Can you print every record below exactly as written?
◆ ◆ ◆ ◆
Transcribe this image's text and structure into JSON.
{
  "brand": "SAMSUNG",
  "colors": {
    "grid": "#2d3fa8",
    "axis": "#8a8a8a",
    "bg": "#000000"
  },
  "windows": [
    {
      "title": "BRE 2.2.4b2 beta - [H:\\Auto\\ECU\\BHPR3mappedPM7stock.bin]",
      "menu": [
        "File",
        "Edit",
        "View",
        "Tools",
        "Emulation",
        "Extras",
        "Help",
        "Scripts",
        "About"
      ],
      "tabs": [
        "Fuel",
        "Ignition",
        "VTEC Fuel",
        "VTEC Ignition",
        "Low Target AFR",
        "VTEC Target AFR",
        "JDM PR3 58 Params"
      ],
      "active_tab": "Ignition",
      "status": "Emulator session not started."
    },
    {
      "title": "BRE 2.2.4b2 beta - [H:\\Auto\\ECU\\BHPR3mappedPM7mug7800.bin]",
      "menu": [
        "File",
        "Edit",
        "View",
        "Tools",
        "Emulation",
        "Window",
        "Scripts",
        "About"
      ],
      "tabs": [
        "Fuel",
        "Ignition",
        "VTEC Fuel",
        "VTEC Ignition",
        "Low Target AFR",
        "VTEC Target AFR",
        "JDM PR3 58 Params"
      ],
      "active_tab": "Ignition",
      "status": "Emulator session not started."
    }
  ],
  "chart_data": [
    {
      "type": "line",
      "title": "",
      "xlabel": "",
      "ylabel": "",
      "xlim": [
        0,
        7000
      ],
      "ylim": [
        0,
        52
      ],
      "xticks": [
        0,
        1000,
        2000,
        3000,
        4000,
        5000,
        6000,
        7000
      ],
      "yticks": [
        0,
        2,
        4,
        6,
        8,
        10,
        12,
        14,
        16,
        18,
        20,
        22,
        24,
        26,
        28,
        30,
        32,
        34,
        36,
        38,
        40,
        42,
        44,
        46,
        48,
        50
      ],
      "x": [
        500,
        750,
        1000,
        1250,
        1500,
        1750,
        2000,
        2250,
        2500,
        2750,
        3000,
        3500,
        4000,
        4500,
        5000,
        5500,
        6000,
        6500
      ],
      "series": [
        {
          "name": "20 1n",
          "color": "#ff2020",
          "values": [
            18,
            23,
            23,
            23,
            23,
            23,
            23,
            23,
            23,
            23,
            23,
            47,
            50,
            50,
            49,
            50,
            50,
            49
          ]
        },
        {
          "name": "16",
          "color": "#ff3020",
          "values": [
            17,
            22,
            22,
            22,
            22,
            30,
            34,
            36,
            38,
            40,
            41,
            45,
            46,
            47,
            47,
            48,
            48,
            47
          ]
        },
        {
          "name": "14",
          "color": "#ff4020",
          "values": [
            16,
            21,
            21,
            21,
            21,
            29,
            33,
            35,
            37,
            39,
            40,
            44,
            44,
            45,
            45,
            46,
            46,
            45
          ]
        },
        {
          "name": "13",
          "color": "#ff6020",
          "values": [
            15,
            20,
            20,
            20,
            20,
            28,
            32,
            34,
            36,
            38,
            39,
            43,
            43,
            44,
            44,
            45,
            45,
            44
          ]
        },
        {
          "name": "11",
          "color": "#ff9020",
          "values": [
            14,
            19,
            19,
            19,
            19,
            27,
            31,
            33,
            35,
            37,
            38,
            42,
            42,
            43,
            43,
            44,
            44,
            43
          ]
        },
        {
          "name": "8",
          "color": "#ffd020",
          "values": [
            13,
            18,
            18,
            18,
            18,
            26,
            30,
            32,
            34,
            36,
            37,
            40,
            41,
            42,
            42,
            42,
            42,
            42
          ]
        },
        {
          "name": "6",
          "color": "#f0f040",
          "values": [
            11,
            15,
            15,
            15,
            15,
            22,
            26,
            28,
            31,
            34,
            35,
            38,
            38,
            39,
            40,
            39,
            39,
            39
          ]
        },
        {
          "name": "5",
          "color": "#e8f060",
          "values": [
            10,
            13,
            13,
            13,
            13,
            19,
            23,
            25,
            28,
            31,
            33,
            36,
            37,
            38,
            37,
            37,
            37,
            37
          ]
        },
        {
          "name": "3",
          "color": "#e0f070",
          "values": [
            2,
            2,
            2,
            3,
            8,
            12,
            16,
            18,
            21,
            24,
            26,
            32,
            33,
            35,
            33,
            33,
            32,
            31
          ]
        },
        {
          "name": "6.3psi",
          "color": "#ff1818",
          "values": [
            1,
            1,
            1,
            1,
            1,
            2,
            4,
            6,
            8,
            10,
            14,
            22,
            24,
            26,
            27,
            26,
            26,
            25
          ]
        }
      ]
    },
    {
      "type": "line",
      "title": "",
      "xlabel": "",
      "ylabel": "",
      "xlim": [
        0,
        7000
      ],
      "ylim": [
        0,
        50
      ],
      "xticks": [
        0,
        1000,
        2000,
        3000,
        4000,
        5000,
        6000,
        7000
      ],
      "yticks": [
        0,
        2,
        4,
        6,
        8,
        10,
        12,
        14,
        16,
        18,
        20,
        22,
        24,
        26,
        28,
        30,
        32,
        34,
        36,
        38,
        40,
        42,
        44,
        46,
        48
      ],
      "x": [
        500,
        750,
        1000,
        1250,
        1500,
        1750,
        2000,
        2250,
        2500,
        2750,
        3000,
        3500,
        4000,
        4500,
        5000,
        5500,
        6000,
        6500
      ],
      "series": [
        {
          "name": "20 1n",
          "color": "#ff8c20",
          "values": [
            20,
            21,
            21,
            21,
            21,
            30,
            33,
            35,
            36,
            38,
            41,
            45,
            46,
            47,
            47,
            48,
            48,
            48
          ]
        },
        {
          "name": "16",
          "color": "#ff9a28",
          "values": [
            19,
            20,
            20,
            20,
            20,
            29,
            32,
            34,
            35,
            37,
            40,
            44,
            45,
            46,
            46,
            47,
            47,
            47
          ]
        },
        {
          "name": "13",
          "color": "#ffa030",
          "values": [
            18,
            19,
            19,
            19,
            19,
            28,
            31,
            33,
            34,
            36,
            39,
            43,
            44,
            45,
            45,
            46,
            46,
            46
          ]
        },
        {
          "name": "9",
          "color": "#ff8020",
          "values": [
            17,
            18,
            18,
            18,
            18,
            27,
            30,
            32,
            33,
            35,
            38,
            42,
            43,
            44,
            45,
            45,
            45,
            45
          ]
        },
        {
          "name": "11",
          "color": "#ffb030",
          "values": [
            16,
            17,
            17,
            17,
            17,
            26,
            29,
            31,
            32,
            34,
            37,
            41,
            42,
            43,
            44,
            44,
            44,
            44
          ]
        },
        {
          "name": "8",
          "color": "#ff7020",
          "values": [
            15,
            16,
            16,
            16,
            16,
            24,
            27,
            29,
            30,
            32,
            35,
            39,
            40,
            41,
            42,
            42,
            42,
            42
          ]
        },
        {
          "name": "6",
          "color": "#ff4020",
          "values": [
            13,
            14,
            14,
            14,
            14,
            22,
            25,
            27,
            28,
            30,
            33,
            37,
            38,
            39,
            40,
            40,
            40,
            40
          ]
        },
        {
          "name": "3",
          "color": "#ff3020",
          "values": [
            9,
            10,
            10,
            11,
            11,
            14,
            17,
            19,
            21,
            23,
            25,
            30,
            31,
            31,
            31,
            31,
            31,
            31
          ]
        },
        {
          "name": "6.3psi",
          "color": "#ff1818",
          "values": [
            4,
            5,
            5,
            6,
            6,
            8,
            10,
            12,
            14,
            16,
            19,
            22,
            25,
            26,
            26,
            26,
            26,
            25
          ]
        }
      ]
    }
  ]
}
◆ ◆ ◆ ◆
=== Completed task ===
Transcribe this image's text and structure into JSON.
{
  "brand": "SAMSUNG",
  "colors": {
    "grid": "#2d3fa8",
    "axis": "#8a8a8a",
    "bg": "#000000"
  },
  "windows": [
    {
      "title": "BRE 2.2.4b2 beta - [H:\\Auto\\ECU\\BHPR3mappedPM7stock.bin]",
      "menu": [
        "File",
        "Edit",
        "View",
        "Tools",
        "Emulation",
        "Extras",
        "Help",
        "Scripts",
        "About"
      ],
      "tabs": [
        "Fuel",
        "Ignition",
        "VTEC Fuel",
        "VTEC Ignition",
        "Low Target AFR",
        "VTEC Target AFR",
        "JDM PR3 58 Params"
      ],
      "active_tab": "Ignition",
      "status": "Emulator session not started."
    },
    {
      "title": "BRE 2.2.4b2 beta - [H:\\Auto\\ECU\\BHPR3mappedPM7mug7800.bin]",
      "menu": [
        "File",
        "Edit",
        "View",
        "Tools",
        "Emulation",
        "Window",
        "Scripts",
        "About"
      ],
      "tabs": [
        "Fuel",
        "Ignition",
        "VTEC Fuel",
        "VTEC Ignition",
        "Low Target AFR",
        "VTEC Target AFR",
        "JDM PR3 58 Params"
      ],
      "active_tab": "Ignition",
      "status": "Emulator session not started."
    }
  ],
  "chart_data": [
    {
      "type": "line",
      "title": "",
      "xlabel": "",
      "ylabel": "",
      "xlim": [
        0,
        7000
      ],
      "ylim": [
        0,
        52
      ],
      "xticks": [
        0,
        1000,
        2000,
        3000,
        4000,
        5000,
        6000,
        7000
      ],
      "yticks": [
        0,
        2,
        4,
        6,
        8,
        10,
        12,
        14,
        16,
        18,
        20,
        22,
        24,
        26,
        28,
        30,
        32,
        34,
        36,
        38,
        40,
        42,
        44,
        46,
        48,
        50
      ],
      "x": [
        500,
        750,
        1000,
        1250,
        1500,
        1750,
        2000,
        2250,
        2500,
        2750,
        3000,
        3500,
        4000,
        4500,
        5000,
        5500,
        6000,
        6500
      ],
      "series": [
        {
          "name": "20 1n",
          "color": "#ff2020",
          "values": [
            18,
            23,
            23,
            23,
            23,
            23,
            23,
            23,
            23,
            23,
            23,
            47,
            50,
            50,
            49,
            50,
            50,
            49
          ]
        },
        {
          "name": "16",
          "color": "#ff3020",
          "values": [
            17,
            22,
            22,
            22,
            22,
            30,
            34,
            36,
            38,
            40,
            41,
            45,
            46,
            47,
            47,
            48,
            48,
            47
          ]
        },
        {
          "name": "14",
          "color": "#ff4020",
          "values": [
            16,
            21,
            21,
            21,
            21,
            29,
            33,
            35,
            37,
            39,
            40,
            44,
            44,
            45,
            45,
            46,
            46,
            45
          ]
        },
        {
          "name": "13",
          "color": "#ff6020",
          "values": [
            15,
            20,
            20,
            20,
            20,
            28,
            32,
            34,
            36,
            38,
            39,
            43,
            43,
            44,
            44,
            45,
            45,
            44
          ]
        },
        {
          "name": "11",
          "color": "#ff9020",
          "values": [
            14,
            19,
            19,
            19,
            19,
            27,
            31,
            33,
            35,
            37,
            38,
            42,
            42,
            43,
            43,
            44,
            44,
            43
          ]
        },
        {
          "name": "8",
          "color": "#ffd020",
          "values": [
            13,
            18,
            18,
            18,
            18,
            26,
            30,
            32,
            34,
            36,
            37,
            40,
            41,
            42,
            42,
            42,
            42,
            42
          ]
        },
        {
          "name": "6",
          "color": "#f0f040",
          "values": [
            11,
            15,
            15,
            15,
            15,
            22,
            26,
            28,
            31,
            34,
            35,
            38,
            38,
            39,
            40,
            39,
            39,
            39
          ]
        },
        {
          "name": "5",
          "color": "#e8f060",
          "values": [
            10,
            13,
            13,
            13,
            13,
            19,
            23,
            25,
            28,
            31,
            33,
            36,
            37,
            38,
            37,
            37,
            37,
            37
          ]
        },
        {
          "name": "3",
          "color": "#e0f070",
          "values": [
            2,
            2,
            2,
            3,
            8,
            12,
            16,
            18,
            21,
            24,
            26,
            32,
            33,
            35,
            33,
            33,
            32,
            31
          ]
        },
        {
          "name": "6.3psi",
          "color": "#ff1818",
          "values": [
            1,
            1,
            1,
            1,
            1,
            2,
            4,
            6,
            8,
            10,
            14,
            22,
            24,
            26,
            27,
            26,
            26,
            25
          ]
        }
      ]
    },
    {
      "type": "line",
      "title": "",
      "xlabel": "",
      "ylabel": "",
      "xlim": [
        0,
        7000
      ],
      "ylim": [
        0,
        50
      ],
      "xticks": [
        0,
        1000,
        2000,
        3000,
        4000,
        5000,
        6000,
        7000
      ],
      "yticks": [
        0,
        2,
        4,
        6,
        8,
        10,
        12,
        14,
        16,
        18,
        20,
        22,
        24,
        26,
        28,
        30,
        32,
        34,
        36,
        38,
        40,
        42,
        44,
        46,
        48
      ],
      "x": [
        500,
        750,
        1000,
        1250,
        1500,
        1750,
        2000,
        2250,
        2500,
        2750,
        3000,
        3500,
        4000,
        4500,
        5000,
        5500,
        6000,
        6500
      ],
      "series": [
        {
          "name": "20 1n",
          "color": "#ff8c20",
          "values": [
            20,
            21,
            21,
            21,
            21,
            30,
            33,
            35,
            36,
            38,
            41,
            45,
            46,
            47,
            47,
            48,
            48,
            48
          ]
        },
        {
          "name": "16",
          "color": "#ff9a28",
          "values": [
            19,
            20,
            20,
            20,
            20,
            29,
            32,
            34,
            35,
            37,
            40,
            44,
            45,
            46,
            46,
            47,
            47,
            47
          ]
        },
        {
          "name": "13",
          "color": "#ffa030",
          "values": [
            18,
            19,
            19,
            19,
            19,
            28,
            31,
            33,
            34,
            36,
            39,
            43,
            44,
            45,
            45,
            46,
            46,
            46
          ]
        },
        {
          "name": "9",
          "color": "#ff8020",
          "values": [
            17,
            18,
            18,
            18,
            18,
            27,
            30,
            32,
            33,
            35,
            38,
            42,
            43,
            44,
            45,
            45,
            45,
            45
          ]
        },
        {
          "name": "11",
          "color": "#ffb030",
          "values": [
            16,
            17,
            17,
            17,
            17,
            26,
            29,
            31,
            32,
            34,
            37,
            41,
            42,
            43,
            44,
            44,
            44,
            44
          ]
        },
        {
          "name": "8",
          "color": "#ff7020",
          "values": [
            15,
            16,
            16,
            16,
            16,
            24,
            27,
            29,
            30,
            32,
            35,
            39,
            40,
            41,
            42,
            42,
            42,
            42
          ]
        },
        {
          "name": "6",
          "color": "#ff4020",
          "values": [
            13,
            14,
            14,
            14,
            14,
            22,
            25,
            27,
            28,
            30,
            33,
            37,
            38,
            39,
            40,
            40,
            40,
            40
          ]
        },
        {
          "name": "3",
          "color": "#ff3020",
          "values": [
            9,
            10,
            10,
            11,
            11,
            14,
            17,
            19,
            21,
            23,
            25,
            30,
            31,
            31,
            31,
            31,
            31,
            31
          ]
        },
        {
          "name": "6.3psi",
          "color": "#ff1818",
          "values": [
            4,
            5,
            5,
            6,
            6,
            8,
            10,
            12,
            14,
            16,
            19,
            22,
            25,
            26,
            26,
            26,
            26,
            25
          ]
        }
      ]
    }
  ]
}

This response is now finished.